» Given problem
Pull out every line containing the string "name".

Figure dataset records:
========
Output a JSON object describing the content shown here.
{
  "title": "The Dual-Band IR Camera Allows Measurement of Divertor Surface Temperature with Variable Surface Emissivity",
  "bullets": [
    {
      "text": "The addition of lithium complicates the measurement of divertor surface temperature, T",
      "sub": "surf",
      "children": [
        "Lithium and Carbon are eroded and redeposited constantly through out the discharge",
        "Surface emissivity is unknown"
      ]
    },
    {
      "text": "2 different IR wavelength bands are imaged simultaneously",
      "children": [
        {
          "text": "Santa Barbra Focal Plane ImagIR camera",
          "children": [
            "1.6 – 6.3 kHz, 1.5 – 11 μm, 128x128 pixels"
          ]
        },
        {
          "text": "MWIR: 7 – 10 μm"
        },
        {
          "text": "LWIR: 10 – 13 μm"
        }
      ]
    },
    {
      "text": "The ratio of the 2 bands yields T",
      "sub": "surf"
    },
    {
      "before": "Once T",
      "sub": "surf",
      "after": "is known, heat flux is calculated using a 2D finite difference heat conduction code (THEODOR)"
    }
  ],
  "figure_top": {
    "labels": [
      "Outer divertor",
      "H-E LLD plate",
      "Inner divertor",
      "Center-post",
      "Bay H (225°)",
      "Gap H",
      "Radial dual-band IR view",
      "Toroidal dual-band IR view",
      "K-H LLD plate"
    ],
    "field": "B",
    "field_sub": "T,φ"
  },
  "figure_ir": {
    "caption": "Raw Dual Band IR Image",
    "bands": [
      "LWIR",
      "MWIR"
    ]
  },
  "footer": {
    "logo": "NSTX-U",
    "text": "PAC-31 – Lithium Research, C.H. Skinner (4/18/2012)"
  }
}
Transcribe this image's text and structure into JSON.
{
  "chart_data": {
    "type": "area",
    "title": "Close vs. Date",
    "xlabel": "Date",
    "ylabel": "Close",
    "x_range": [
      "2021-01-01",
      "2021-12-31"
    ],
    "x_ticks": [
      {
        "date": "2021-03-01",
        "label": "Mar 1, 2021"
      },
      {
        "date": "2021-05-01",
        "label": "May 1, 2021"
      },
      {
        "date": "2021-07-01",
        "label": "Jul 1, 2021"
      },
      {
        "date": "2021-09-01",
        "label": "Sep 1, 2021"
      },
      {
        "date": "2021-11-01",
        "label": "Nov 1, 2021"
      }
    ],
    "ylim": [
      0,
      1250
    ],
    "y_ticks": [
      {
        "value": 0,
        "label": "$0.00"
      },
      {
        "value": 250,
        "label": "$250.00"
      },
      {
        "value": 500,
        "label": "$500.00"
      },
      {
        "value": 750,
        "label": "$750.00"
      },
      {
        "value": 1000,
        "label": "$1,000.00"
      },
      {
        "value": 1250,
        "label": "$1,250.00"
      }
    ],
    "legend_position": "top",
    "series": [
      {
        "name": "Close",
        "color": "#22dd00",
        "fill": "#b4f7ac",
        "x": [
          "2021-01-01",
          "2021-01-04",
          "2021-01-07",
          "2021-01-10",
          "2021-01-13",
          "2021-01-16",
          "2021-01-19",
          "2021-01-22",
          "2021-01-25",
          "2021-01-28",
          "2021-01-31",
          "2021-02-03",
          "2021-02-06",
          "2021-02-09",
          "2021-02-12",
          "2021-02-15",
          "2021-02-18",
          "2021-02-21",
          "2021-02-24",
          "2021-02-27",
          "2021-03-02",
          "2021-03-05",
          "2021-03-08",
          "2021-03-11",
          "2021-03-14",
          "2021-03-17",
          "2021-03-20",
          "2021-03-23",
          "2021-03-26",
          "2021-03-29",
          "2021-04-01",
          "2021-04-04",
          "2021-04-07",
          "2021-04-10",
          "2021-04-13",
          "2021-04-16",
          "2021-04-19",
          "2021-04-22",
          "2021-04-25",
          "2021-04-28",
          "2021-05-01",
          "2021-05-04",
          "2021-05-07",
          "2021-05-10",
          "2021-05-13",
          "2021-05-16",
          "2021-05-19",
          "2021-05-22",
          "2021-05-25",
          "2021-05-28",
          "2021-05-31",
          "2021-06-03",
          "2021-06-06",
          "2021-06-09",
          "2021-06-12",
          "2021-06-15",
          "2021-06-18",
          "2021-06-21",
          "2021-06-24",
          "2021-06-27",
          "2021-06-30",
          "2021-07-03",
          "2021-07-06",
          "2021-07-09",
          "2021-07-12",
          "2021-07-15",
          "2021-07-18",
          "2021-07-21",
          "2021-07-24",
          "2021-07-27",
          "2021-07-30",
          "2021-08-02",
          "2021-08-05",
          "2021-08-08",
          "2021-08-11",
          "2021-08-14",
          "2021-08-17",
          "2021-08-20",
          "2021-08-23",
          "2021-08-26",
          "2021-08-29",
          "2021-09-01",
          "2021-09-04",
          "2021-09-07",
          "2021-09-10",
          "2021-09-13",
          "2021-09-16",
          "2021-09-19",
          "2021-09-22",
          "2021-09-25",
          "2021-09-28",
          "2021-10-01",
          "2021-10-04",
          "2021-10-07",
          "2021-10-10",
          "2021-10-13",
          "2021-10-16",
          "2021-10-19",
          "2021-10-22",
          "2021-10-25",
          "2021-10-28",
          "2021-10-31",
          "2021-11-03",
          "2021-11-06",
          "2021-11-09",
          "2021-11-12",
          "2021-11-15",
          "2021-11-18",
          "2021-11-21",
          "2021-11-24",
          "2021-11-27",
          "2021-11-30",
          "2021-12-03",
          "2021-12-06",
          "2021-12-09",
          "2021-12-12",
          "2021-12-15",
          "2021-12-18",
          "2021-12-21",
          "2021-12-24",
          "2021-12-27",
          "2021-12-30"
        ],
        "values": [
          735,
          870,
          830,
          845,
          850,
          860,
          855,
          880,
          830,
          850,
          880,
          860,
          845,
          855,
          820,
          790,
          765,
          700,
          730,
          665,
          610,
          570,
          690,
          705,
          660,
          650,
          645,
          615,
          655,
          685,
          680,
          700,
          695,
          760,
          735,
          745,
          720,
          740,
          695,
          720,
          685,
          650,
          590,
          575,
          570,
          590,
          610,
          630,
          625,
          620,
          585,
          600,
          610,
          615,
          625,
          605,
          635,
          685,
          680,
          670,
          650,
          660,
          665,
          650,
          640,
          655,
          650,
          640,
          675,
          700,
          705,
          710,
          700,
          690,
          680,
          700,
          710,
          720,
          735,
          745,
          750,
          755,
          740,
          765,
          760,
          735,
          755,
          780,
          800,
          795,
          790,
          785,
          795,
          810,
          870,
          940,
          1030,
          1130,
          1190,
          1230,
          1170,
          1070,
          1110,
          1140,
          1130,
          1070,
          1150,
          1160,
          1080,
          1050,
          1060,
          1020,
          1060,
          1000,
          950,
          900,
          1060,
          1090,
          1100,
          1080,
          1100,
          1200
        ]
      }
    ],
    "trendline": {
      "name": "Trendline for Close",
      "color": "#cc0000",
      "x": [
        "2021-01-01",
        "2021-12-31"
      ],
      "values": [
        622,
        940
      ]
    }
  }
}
========
» Task result
        "name": "Close",
      "name": "Trendline for Close",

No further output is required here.